Tarea planteada a — Reescribe los registros desde su inicio hasta la línea que contiene "item 2 [48,279,539,414]", ambas incluidas. Sustituye "screenshot" por "captura" y deja todo lo demás sin cambios.

Documento fuente —
MULTIPLICAME LA PANTALLA Y QUÍTAME ESOS CABALLOS
Lejos queda ya esa famosa frase -que acabo de prositituir en el título- atribuida a Colin Chapman que decía algo así como "no me multipliques la potencia, divídeme el peso". El señor Chapman se alegraría seguro de no haber vivido en nuestra época, cada día más diferente de aquellos magnífico años que él vivió. El rendimiento -ese que el fundador de Lotus buscaba con ahínco- y la mecánica de los coches está pasando cada vez mas ostensiblemente a un segundo plano, para convertirse en poco más que extensiones del smartphone o para dar sustento a eso que ahora llamamos postureo.
Lo comprobé por enésima vez hace algún tiempo en el pequeño pueblo de mis abuelos, dónde aparcó un joven cerca de la casa familiar un Renault Clio nuevo y reluciente. Decidí acercarme a verlo detenidamente -no suelo hacerlo, te miran como a un bicho raro- por lo llamativo del coche y porque no había tenido la oportunidad de ver con detalle el nuevo Clio.
Por las pintas, le eché al menos 150 CV, si no más: blanco, conesa agresiva mirada del pequeño Renault acentuada por un parachoques deportivo, contrastes en negro, techo panorámico, difusor trasero y unas llantas bitono que si no eran de 17" eran de 18". montadas sobre unos neumáticos de perfil sorprendentemente bajo. Hasta me pareció que iba más bajo de lo que suponía que iba un Clio normal. Eye candy, que dirían los ingleses.
Me acerco más y veo el distintivo "dCi" en el portón trasero, lo cual de primeras me descoloca un poco. ¿Será que ya le han metido al Clio una variante del dCi que desconozco? ¿O el dCi 130 que ya monta el Mégane? Sigo dando vueltas, despacio, alrededor del coche, aprovechando que no hay nadie para mirarme como quien mira un perro verde, y me fijo en que tras las llantas delanteras se adivinan, más que discos de freno, unos platillos de café. Bueno sin exagerar tampoco, quizá fueran como platos de postre. Algo que en cualquier caso ni iba, ni de lejos, con el aire deportivo que desprendía el coche. Oliéndome la tostada, llevo la mirada al eje trasero y oh sorpresa, me topo con unos frenos de tambor. Recórcholis, o Brembo ha desarrollado unos tambores de alucine o aquí hay gato encerrado.
Al volver a la civilización -en ocasiones, el pueblo no puede considerarse tal cosa en cuestiones de comunicación- echo un rápido vistazo al configurador de Renault y se confirman mis sospechas: ni Renault ha dado otra vuelta de tuerca al dCi, ni siquiera monta la versión de 130 CV del Mégane. El Clio en cuestión era, en el mejor de los casos, un modesto diésel de 90 CV.

Tarea planteada b — Copia literalmente el fragmento de la entrada sobre el Renault Clio comprendido entre "Por las pintas, le" y "dirían los ingleses.", ambos incluidos.

Datos proporcionados —
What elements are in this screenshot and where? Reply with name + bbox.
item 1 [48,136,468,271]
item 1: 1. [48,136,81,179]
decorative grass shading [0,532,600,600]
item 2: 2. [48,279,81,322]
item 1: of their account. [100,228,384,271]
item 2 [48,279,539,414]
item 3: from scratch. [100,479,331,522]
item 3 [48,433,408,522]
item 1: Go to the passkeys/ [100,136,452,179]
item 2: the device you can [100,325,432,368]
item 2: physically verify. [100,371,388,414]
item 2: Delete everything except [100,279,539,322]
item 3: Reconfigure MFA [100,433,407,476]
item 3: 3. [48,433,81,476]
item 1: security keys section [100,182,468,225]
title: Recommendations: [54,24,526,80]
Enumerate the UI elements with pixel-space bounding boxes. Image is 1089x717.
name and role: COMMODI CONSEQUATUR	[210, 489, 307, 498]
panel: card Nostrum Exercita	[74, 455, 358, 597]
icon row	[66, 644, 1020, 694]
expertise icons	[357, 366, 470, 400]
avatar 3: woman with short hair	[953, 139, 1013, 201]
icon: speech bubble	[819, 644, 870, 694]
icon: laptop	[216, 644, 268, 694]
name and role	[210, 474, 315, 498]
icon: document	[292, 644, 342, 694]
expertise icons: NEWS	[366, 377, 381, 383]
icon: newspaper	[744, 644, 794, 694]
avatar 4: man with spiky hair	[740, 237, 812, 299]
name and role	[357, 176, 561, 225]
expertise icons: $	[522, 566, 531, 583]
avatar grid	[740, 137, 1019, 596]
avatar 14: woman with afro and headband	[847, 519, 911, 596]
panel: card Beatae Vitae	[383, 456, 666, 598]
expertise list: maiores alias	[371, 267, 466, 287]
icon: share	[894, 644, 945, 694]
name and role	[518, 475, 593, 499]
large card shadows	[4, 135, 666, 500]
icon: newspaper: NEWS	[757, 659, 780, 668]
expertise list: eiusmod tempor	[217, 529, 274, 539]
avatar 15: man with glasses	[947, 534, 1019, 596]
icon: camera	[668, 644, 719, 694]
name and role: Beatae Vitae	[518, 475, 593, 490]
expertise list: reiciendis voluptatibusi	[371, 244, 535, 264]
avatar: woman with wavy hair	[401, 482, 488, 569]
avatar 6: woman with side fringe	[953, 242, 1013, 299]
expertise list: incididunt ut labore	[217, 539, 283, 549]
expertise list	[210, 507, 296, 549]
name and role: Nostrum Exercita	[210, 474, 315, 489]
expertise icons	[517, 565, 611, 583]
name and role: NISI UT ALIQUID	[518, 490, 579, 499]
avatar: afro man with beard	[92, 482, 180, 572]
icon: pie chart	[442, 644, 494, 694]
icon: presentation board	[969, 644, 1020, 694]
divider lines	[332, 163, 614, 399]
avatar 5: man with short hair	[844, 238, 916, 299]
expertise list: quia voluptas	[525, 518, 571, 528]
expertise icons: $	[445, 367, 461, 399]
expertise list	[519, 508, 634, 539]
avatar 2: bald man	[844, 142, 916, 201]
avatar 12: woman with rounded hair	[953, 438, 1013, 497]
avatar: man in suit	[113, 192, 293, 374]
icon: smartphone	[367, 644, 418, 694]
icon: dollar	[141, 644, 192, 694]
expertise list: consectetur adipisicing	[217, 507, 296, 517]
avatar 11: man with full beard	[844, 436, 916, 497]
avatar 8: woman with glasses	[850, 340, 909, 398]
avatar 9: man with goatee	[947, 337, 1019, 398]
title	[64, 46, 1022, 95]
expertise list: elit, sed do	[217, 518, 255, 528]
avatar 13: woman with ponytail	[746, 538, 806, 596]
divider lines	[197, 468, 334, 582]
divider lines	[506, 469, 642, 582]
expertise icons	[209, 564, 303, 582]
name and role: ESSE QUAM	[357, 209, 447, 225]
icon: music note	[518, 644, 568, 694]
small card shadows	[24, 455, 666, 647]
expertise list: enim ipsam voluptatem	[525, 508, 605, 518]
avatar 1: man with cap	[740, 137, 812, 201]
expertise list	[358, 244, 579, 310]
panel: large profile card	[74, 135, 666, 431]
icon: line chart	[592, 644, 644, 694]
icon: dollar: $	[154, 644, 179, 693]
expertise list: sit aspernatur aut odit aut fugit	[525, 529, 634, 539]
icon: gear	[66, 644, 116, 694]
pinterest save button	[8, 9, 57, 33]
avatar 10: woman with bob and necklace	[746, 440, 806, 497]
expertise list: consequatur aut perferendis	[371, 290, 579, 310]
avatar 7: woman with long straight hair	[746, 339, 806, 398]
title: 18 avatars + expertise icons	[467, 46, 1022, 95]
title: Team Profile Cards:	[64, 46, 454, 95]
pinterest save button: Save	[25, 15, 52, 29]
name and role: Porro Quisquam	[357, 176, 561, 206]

Respuesta completa a —
What elements are in this captura and where? Reply with name + bbox.
item 1 [48,136,468,271]
item 1: 1. [48,136,81,179]
decorative grass shading [0,532,600,600]
item 2: 2. [48,279,81,322]
item 1: of their account. [100,228,384,271]
item 2 [48,279,539,414]

Respuesta completa b —
Por las pintas, le eché al menos 150 CV, si no más: blanco, conesa agresiva mirada del pequeño Renault acentuada por un parachoques deportivo, contrastes en negro, techo panorámico, difusor trasero y unas llantas bitono que si no eran de 17" eran de 18". montadas sobre unos neumáticos de perfil sorprendentemente bajo. Hasta me pareció que iba más bajo de lo que suponía que iba un Clio normal. Eye candy, que dirían los ingleses.